# [REQUIRED TASK 1]
According to the sermon, why is grief not the end of the story for Christians? Answer in one to three sentences.

# [QUOTED PASSAGE]
— start —

Monday, October 30, 2006

Requiem Eucharist

The Rev. Laura Howell
October 29, 2006
The Cathedral Church of the Nativity
Collect for the Dead + Wisdom 3:1-9 + Revelation 7:9-17 + John 11:21-27

In the name of the Father (+) and of the Son and of the Holy Spirit. Amen.

From the most ancient times, the church has honored those who have died in faith. As a matter of fact, early Eucharists were celebrated on the flat, table-like tops of the tombs of the martyrs. Around 200 AD—1900 years ago!—Tertullian wrote that Christians offered prayers for the dead as part of the Eucharist. And St. Augustine in the 4th century wrote: “The souls of the pious dead are not separated from the Church, which even now is the Kingdom of Christ. Otherwise there would be no remembrance of them at the altar of God in the communication of the Body of Christ.”

At Trinity Bethlehem, we offer a Requiem quarterly. Sometimes folks who have come to us from other denominations ask why we pray for those who have died. They say, “If people are dead, our prayers for them don’t mean anything, do they?” I have several answers. First of all, praying for those who have gone before, helps ME—it’s kind of selfish, actually. It helps me remember them, it helps me to maintain spiritual contact with them, and there is comfort in that. When I am troubled, prayer helps anchor me. How much more do I need the balm of prayer when I am grieving?

But more importantly, I wonder what those questioners mean by the word “dead”? Do they mean that the physical body is now gone from my sight? That the person’s being is extinguished? That they are no longer in existence? St. Paul writes to the Romans with some incredulity in chapter 6 (3-4): “Are you unaware that we who were baptized into Christ Jesus were baptized into his death? We were indeed buried with him through baptism into death, so that, just as Christ was raised from the dead by the glory of the Father, we too might live in newness of life.” You can hardly put it any clearer than Jesus does: “I am the resurrection and the life. Those who believe in me, even though they die, will live, and everyone who lives and believes in me will never die.” For us, as Christians, it’s a perfectly acceptable human thing to grieve greatly when someone we love dies—even Jesus grieved for his friend Lazarus. But we also recognize that grief is not the end of the story, because the person who is gone has been made anew in Christ.

Let me remind you about the collect we have chosen for this service: “Eternal Lord God, you hold all souls in life: Give to your whole Church in paradise and on earth your light and your peace; and grant that we, following the good examples of those who have served you here and are now at rest, may at the last enter with them into your unending joy.”

— end —

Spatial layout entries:
— start —

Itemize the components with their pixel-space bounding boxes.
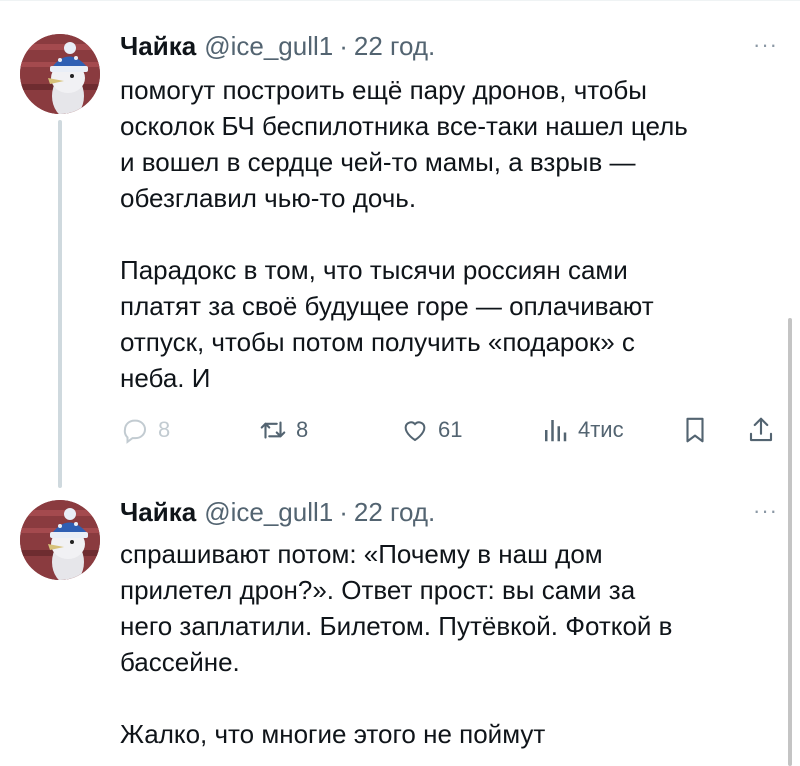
tweet-paragraph: Парадокс в том, что тысячи россиян сами … xyxy=(120,255,654,393)
share-button[interactable] xyxy=(746,410,784,450)
views-button[interactable]: 4тис xyxy=(540,410,624,450)
tweet-paragraph: Жалко, что многие этого не поймут xyxy=(120,719,546,749)
timestamp[interactable]: 22 год. xyxy=(354,31,435,62)
separator: · xyxy=(339,496,348,527)
tweet-paragraph: спрашивают потом: «Почему в наш дом прил… xyxy=(120,539,673,677)
avatar[interactable] xyxy=(20,34,100,114)
bookmark-button[interactable] xyxy=(680,410,718,450)
scrollbar[interactable] xyxy=(788,318,792,766)
avatar[interactable] xyxy=(20,500,100,580)
thread-line xyxy=(58,120,62,488)
tweet[interactable]: Чайка @ice_gull1 · 22 год. ··· помогут п… xyxy=(0,28,800,488)
repost-icon xyxy=(260,421,286,439)
tweet-actions: 8 8 61 4тис xyxy=(120,410,790,450)
repost-count: 8 xyxy=(296,417,309,442)
tweet-header: Чайка @ice_gull1 · 22 год. xyxy=(120,28,435,64)
reply-icon xyxy=(123,419,146,444)
reply-button[interactable]: 8 xyxy=(120,410,170,450)
author-handle[interactable]: @ice_gull1 xyxy=(204,31,333,62)
tweet[interactable]: Чайка @ice_gull1 · 22 год. ··· спрашиваю… xyxy=(0,494,800,766)
like-button[interactable]: 61 xyxy=(400,410,462,450)
like-count: 61 xyxy=(438,417,463,442)
tweet-header: Чайка @ice_gull1 · 22 год. xyxy=(120,494,435,530)
more-icon[interactable]: ··· xyxy=(753,498,778,524)
heart-icon xyxy=(404,421,426,442)
share-icon xyxy=(749,417,773,442)
author-handle[interactable]: @ice_gull1 xyxy=(204,497,333,528)
bookmark-icon xyxy=(686,417,704,443)
repost-button[interactable]: 8 xyxy=(258,410,308,450)
top-divider xyxy=(0,0,800,1)
separator: · xyxy=(339,30,348,61)
author-name[interactable]: Чайка xyxy=(120,31,196,62)
analytics-icon xyxy=(545,420,567,442)
views-count: 4тис xyxy=(578,417,624,442)
tweet-text: спрашивают потом: «Почему в наш дом прил… xyxy=(120,536,770,752)
author-name[interactable]: Чайка xyxy=(120,497,196,528)
tweet-paragraph: помогут построить ещё пару дронов, чтобы… xyxy=(120,75,688,213)
more-icon[interactable]: ··· xyxy=(753,32,778,58)
reply-count: 8 xyxy=(158,417,171,442)
timestamp[interactable]: 22 год. xyxy=(354,497,435,528)
tweet-text: помогут построить ещё пару дронов, чтобы… xyxy=(120,72,770,396)
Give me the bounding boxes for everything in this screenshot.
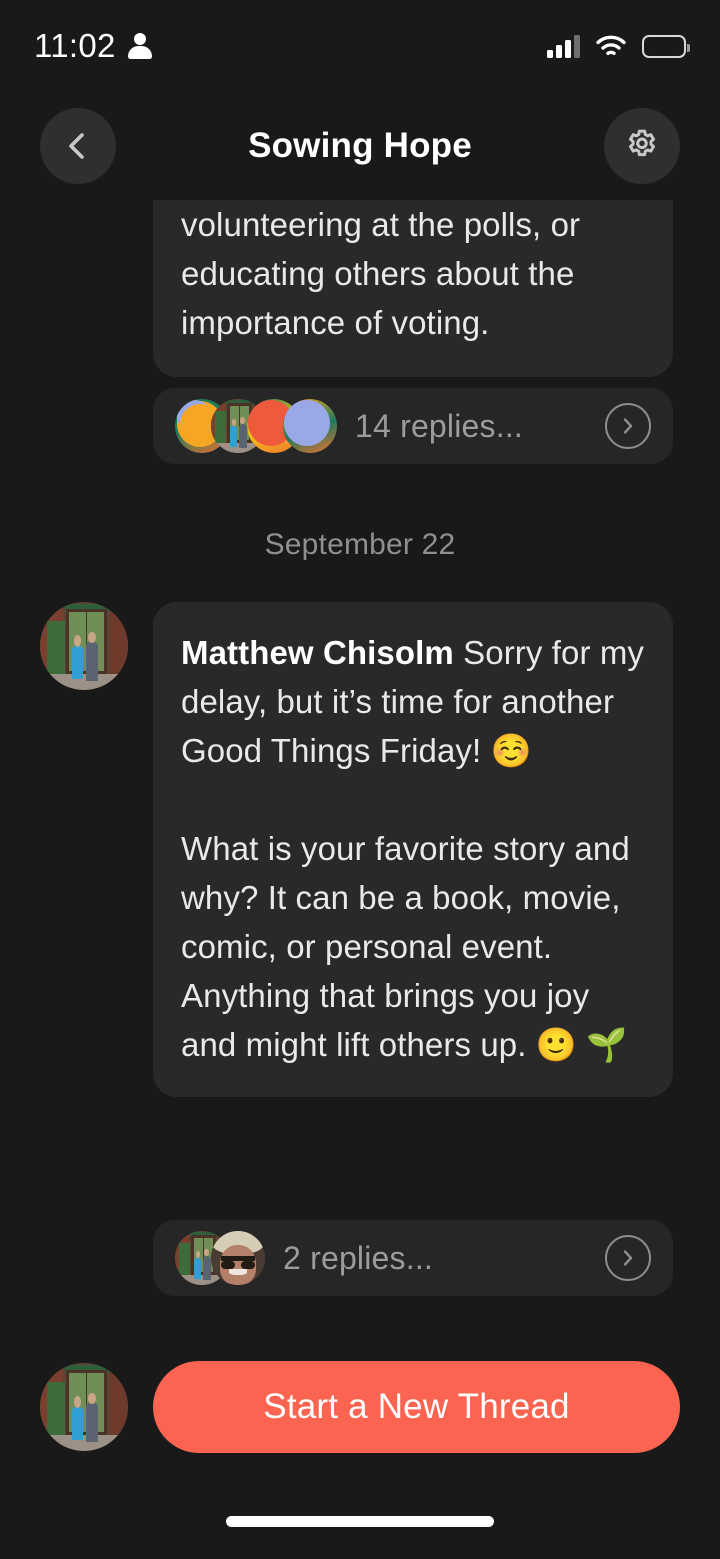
status-bar-right (547, 34, 690, 58)
avatar (283, 399, 337, 453)
status-bar-time: 11:02 (34, 27, 116, 64)
start-new-thread-button[interactable]: Start a New Thread (153, 1361, 680, 1453)
chevron-left-icon (69, 133, 84, 159)
message-paragraph: Matthew Chisolm Sorry for my delay, but … (181, 628, 645, 775)
battery-icon (642, 34, 690, 58)
app-screen: 11:02 Sowing Hope volunteering at the po… (0, 0, 720, 1559)
message-row[interactable]: Matthew Chisolm Sorry for my delay, but … (0, 602, 720, 1097)
replies-count-label: 14 replies... (355, 407, 524, 444)
status-bar-left: 11:02 (34, 27, 152, 65)
message-body: volunteering at the polls, or educating … (181, 206, 581, 341)
avatar (211, 1231, 265, 1285)
message-bubble[interactable]: volunteering at the polls, or educating … (153, 186, 673, 377)
replies-count-label: 2 replies... (283, 1239, 434, 1276)
message-sender: Matthew Chisolm (181, 634, 454, 671)
avatar[interactable] (40, 602, 128, 690)
app-header: Sowing Hope (0, 92, 720, 200)
thread-replies-bar[interactable]: 14 replies... (153, 388, 673, 464)
gear-icon (629, 129, 655, 157)
status-bar: 11:02 (0, 0, 720, 92)
chevron-right-circle-icon[interactable] (605, 403, 651, 449)
reply-avatar-stack (175, 1231, 265, 1285)
home-indicator (226, 1516, 494, 1527)
message-bubble[interactable]: Matthew Chisolm Sorry for my delay, but … (153, 602, 673, 1097)
date-divider: September 22 (264, 528, 456, 561)
chevron-right-circle-icon[interactable] (605, 1235, 651, 1281)
person-icon (127, 32, 152, 60)
back-button[interactable] (40, 108, 116, 184)
current-user-avatar[interactable] (40, 1363, 128, 1451)
composer-bar: Start a New Thread (0, 1347, 720, 1467)
settings-button[interactable] (604, 108, 680, 184)
cellular-signal-icon (547, 34, 580, 58)
page-title: Sowing Hope (248, 126, 472, 165)
reply-avatar-stack (175, 399, 337, 453)
thread-replies-bar[interactable]: 2 replies... (153, 1220, 673, 1296)
wifi-icon (596, 35, 626, 55)
message-paragraph: What is your favorite story and why? It … (181, 830, 630, 1063)
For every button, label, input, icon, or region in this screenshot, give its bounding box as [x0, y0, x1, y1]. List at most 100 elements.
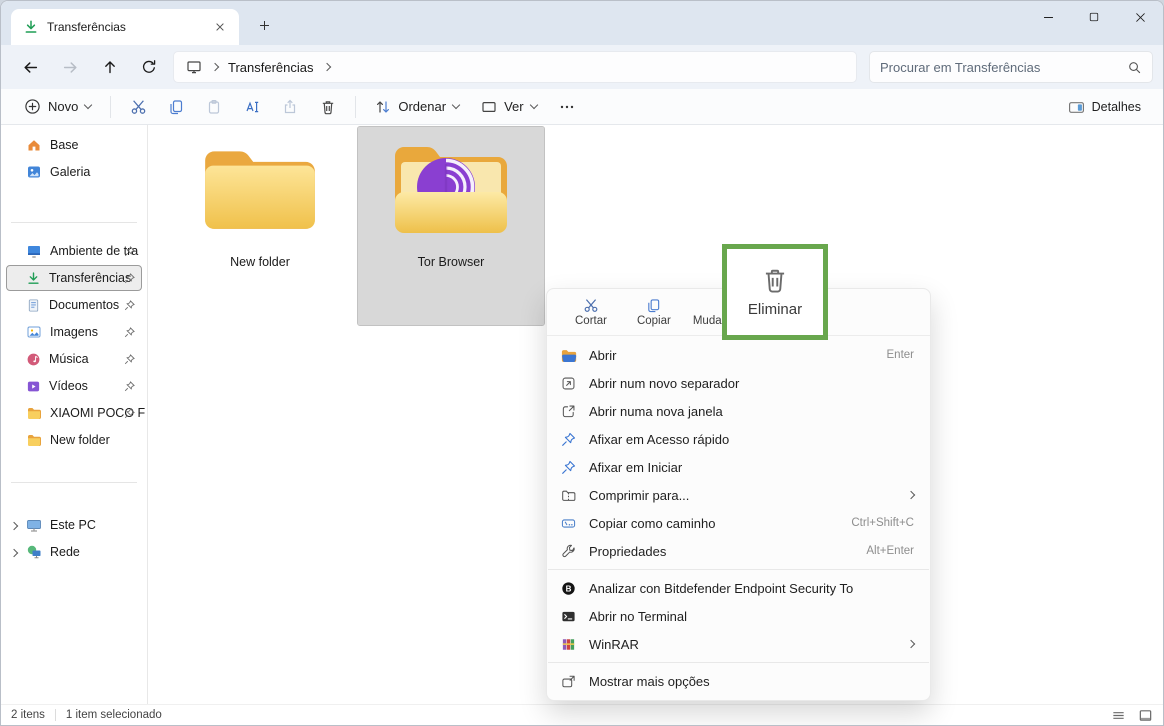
download-icon: [26, 271, 41, 286]
download-icon: [23, 19, 39, 35]
annotation-highlight-box: Eliminar: [722, 244, 828, 340]
pin-icon: [124, 300, 135, 311]
zip-folder-icon: [559, 488, 577, 503]
view-icon: [481, 99, 497, 115]
status-bar: 2 itens 1 item selecionado: [1, 704, 1163, 725]
copy-quick-button[interactable]: Copiar: [629, 295, 679, 330]
trash-icon[interactable]: [311, 92, 345, 122]
forward-button[interactable]: [55, 52, 85, 82]
menu-item-comprimir-para[interactable]: Comprimir para...: [547, 481, 930, 509]
menu-item-copiar-como-caminho[interactable]: Copiar como caminho Ctrl+Shift+C: [547, 509, 930, 537]
sidebar-item-musica[interactable]: Música: [6, 346, 142, 372]
chevron-right-icon[interactable]: [322, 63, 330, 71]
chevron-down-icon: [529, 101, 537, 109]
details-button[interactable]: Detalhes: [1060, 92, 1149, 122]
menu-item-abrir[interactable]: Abrir Enter: [547, 341, 930, 369]
pin-icon: [124, 327, 135, 338]
chevron-right-icon: [211, 63, 219, 71]
sidebar-item-imagens[interactable]: Imagens: [6, 319, 142, 345]
pin-icon: [124, 246, 135, 257]
view-button[interactable]: Ver: [472, 92, 546, 122]
minimize-button[interactable]: [1025, 1, 1071, 33]
share-icon[interactable]: [273, 92, 307, 122]
copy-icon[interactable]: [159, 92, 193, 122]
close-window-button[interactable]: [1117, 1, 1163, 33]
shortcut: Alt+Enter: [866, 545, 914, 557]
new-plus-icon: [24, 98, 41, 115]
menu-item-mostrar-mais-opcoes[interactable]: Mostrar mais opções: [547, 667, 930, 695]
sidebar-item-transferencias[interactable]: Transferências: [6, 265, 142, 291]
sidebar-item-new-folder[interactable]: New folder: [6, 427, 142, 453]
terminal-icon: [559, 609, 577, 624]
open-new-window-icon: [559, 404, 577, 419]
folder-icon: [26, 405, 42, 421]
paste-icon[interactable]: [197, 92, 231, 122]
search-input[interactable]: [880, 60, 1127, 75]
back-button[interactable]: [15, 52, 45, 82]
sidebar-item-rede[interactable]: Rede: [6, 539, 142, 565]
search-icon[interactable]: [1127, 60, 1142, 75]
breadcrumb[interactable]: Transferências: [173, 51, 857, 83]
window-controls: [1025, 1, 1163, 45]
pin-icon: [559, 432, 577, 447]
menu-item-afixar-iniciar[interactable]: Afixar em Iniciar: [547, 453, 930, 481]
command-bar: Novo Ordenar: [1, 89, 1163, 125]
thumbnail-view-toggle-icon[interactable]: [1138, 708, 1153, 723]
address-bar: Transferências: [1, 45, 1163, 89]
sidebar-item-documentos[interactable]: Documentos: [6, 292, 142, 318]
refresh-icon[interactable]: [134, 52, 164, 82]
chevron-down-icon: [84, 101, 92, 109]
menu-item-abrir-terminal[interactable]: Abrir no Terminal: [547, 602, 930, 630]
tab-bar: Transferências: [1, 1, 1163, 45]
music-icon: [26, 352, 41, 367]
sidebar: Base Galeria Ambiente de tra Transferênc…: [1, 125, 148, 704]
new-button[interactable]: Novo: [15, 92, 100, 122]
view-label: Ver: [504, 99, 524, 114]
wrench-icon: [559, 544, 577, 559]
sidebar-item-base[interactable]: Base: [6, 132, 142, 158]
expand-chevron-icon[interactable]: [10, 549, 18, 557]
home-icon: [26, 137, 42, 153]
close-tab-icon[interactable]: [209, 16, 231, 38]
pin-icon: [124, 273, 135, 284]
menu-item-winrar[interactable]: WinRAR: [547, 630, 930, 658]
tab-transferencias[interactable]: Transferências: [11, 9, 239, 45]
divider: [355, 96, 356, 118]
pictures-icon: [26, 324, 42, 340]
cut-icon[interactable]: [121, 92, 155, 122]
selection-count: 1 item selecionado: [66, 709, 162, 721]
context-menu: Cortar Copiar Mudar o nome Abrir Enter A…: [546, 288, 931, 701]
svg-text:B: B: [565, 584, 571, 593]
delete-label: Eliminar: [748, 301, 802, 318]
up-button[interactable]: [95, 52, 125, 82]
document-icon: [26, 298, 41, 313]
sidebar-item-galeria[interactable]: Galeria: [6, 159, 142, 185]
folder-icon: [26, 432, 42, 448]
open-new-tab-icon: [559, 376, 577, 391]
expand-chevron-icon[interactable]: [10, 522, 18, 530]
file-tile-new-folder[interactable]: New folder: [167, 129, 353, 327]
bitdefender-icon: B: [559, 581, 577, 596]
maximize-button[interactable]: [1071, 1, 1117, 33]
breadcrumb-segment[interactable]: Transferências: [228, 60, 314, 75]
details-view-toggle-icon[interactable]: [1111, 708, 1126, 723]
sidebar-item-este-pc[interactable]: Este PC: [6, 512, 142, 538]
menu-item-bitdefender[interactable]: B Analizar con Bitdefender Endpoint Secu…: [547, 574, 930, 602]
menu-separator: [548, 569, 929, 570]
menu-item-abrir-novo-separador[interactable]: Abrir num novo separador: [547, 369, 930, 397]
sort-button[interactable]: Ordenar: [366, 92, 468, 122]
rename-icon[interactable]: [235, 92, 269, 122]
menu-item-propriedades[interactable]: Propriedades Alt+Enter: [547, 537, 930, 565]
cut-quick-button[interactable]: Cortar: [567, 294, 615, 330]
file-name: New folder: [230, 255, 290, 269]
sidebar-item-xiaomi-poco[interactable]: XIAOMI POCO F: [6, 400, 142, 426]
menu-item-abrir-nova-janela[interactable]: Abrir numa nova janela: [547, 397, 930, 425]
menu-item-afixar-acesso-rapido[interactable]: Afixar em Acesso rápido: [547, 425, 930, 453]
more-options-icon[interactable]: [550, 92, 584, 122]
sidebar-item-ambiente-de-trabalho[interactable]: Ambiente de tra: [6, 238, 142, 264]
new-tab-button[interactable]: [249, 12, 279, 38]
file-name: Tor Browser: [418, 255, 485, 269]
file-tile-tor-browser[interactable]: Tor Browser: [358, 127, 544, 325]
sidebar-item-videos[interactable]: Vídeos: [6, 373, 142, 399]
delete-quick-button[interactable]: Eliminar: [748, 266, 802, 318]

— end —

# [REQUIRED TASK 2]
List every line of the entries that contains the string "afixar". Case counts.

# [FULL OUTPUT 1]
Grief is not the end of the story because the person who has died has been made anew in Christ.

# [FULL OUTPUT 2]
menu-item-afixar-iniciar[interactable]: Afixar em Iniciar: [547, 453, 930, 481]
menu-item-afixar-acesso-rapido[interactable]: Afixar em Acesso rápido: [547, 425, 930, 453]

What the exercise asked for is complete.